• STATED TASK
Report how many lines of the entries below contain the word "loyihalash", and nothing more.
>> START
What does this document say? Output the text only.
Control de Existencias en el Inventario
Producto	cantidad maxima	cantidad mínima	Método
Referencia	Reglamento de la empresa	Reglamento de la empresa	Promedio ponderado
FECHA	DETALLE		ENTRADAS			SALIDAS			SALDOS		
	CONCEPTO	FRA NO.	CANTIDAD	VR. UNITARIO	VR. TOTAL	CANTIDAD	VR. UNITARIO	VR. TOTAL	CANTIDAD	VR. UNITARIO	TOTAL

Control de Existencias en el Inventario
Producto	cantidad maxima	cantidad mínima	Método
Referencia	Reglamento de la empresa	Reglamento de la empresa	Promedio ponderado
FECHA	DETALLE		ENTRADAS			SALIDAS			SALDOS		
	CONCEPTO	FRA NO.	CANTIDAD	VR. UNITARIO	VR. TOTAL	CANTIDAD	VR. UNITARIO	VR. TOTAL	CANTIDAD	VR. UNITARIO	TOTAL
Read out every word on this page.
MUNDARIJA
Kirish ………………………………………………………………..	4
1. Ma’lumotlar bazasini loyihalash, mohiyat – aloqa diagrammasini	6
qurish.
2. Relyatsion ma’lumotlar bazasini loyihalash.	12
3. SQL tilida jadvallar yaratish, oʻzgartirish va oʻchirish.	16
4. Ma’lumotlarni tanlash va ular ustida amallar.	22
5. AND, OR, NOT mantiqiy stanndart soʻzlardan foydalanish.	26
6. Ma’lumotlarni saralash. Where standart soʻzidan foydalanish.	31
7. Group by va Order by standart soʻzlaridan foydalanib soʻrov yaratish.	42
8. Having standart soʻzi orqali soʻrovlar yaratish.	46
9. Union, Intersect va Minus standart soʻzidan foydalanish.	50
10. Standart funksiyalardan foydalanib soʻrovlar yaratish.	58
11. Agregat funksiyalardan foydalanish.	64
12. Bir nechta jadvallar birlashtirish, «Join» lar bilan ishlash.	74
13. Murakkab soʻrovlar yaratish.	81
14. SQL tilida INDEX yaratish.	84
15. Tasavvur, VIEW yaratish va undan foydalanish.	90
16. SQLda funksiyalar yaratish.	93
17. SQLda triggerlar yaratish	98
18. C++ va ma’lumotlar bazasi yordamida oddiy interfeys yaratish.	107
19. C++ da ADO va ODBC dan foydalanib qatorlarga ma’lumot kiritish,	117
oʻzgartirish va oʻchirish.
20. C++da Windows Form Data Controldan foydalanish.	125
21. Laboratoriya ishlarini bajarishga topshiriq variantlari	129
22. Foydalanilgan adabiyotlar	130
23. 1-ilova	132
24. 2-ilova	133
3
>> END
• RIGHT ANSWER
2